━━━━━ Data entries ━━━━━
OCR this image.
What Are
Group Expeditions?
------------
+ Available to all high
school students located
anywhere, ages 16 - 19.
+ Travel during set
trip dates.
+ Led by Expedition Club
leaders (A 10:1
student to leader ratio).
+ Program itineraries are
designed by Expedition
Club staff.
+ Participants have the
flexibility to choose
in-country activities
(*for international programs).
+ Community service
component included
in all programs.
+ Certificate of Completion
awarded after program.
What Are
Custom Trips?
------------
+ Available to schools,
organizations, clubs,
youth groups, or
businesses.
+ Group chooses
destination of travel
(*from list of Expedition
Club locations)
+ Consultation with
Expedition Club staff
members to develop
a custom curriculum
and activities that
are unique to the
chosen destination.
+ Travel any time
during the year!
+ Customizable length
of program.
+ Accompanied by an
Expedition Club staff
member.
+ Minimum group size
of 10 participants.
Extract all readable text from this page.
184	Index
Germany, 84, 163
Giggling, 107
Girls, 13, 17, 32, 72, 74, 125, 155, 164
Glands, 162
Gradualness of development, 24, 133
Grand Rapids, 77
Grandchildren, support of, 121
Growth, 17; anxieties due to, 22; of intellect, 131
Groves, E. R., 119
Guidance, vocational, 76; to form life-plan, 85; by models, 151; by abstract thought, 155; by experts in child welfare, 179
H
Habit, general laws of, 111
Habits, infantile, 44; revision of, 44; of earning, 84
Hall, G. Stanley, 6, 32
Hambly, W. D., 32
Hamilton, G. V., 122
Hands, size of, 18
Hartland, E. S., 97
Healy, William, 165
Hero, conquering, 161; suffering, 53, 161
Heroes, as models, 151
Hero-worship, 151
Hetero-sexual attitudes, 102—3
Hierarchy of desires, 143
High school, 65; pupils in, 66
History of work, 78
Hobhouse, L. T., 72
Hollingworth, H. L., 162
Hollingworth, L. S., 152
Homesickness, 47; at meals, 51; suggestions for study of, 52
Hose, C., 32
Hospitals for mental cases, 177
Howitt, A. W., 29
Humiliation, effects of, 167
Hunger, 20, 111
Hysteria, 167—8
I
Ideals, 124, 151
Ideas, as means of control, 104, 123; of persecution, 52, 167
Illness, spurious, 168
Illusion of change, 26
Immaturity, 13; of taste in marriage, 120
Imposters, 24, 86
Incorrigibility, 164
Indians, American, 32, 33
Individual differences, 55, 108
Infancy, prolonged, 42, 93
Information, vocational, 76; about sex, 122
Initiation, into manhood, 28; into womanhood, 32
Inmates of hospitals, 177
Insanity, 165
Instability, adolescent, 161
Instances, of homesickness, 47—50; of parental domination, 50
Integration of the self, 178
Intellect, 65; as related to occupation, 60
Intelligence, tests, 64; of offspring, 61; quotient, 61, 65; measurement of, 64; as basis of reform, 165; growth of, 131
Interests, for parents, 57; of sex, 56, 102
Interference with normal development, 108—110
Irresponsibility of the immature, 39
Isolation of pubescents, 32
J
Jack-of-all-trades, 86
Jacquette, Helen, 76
━━━━━
**Aim:** Check every line for "programs" and show the ones that have it.

**Response to the task:**
(*for international programs).
in all programs.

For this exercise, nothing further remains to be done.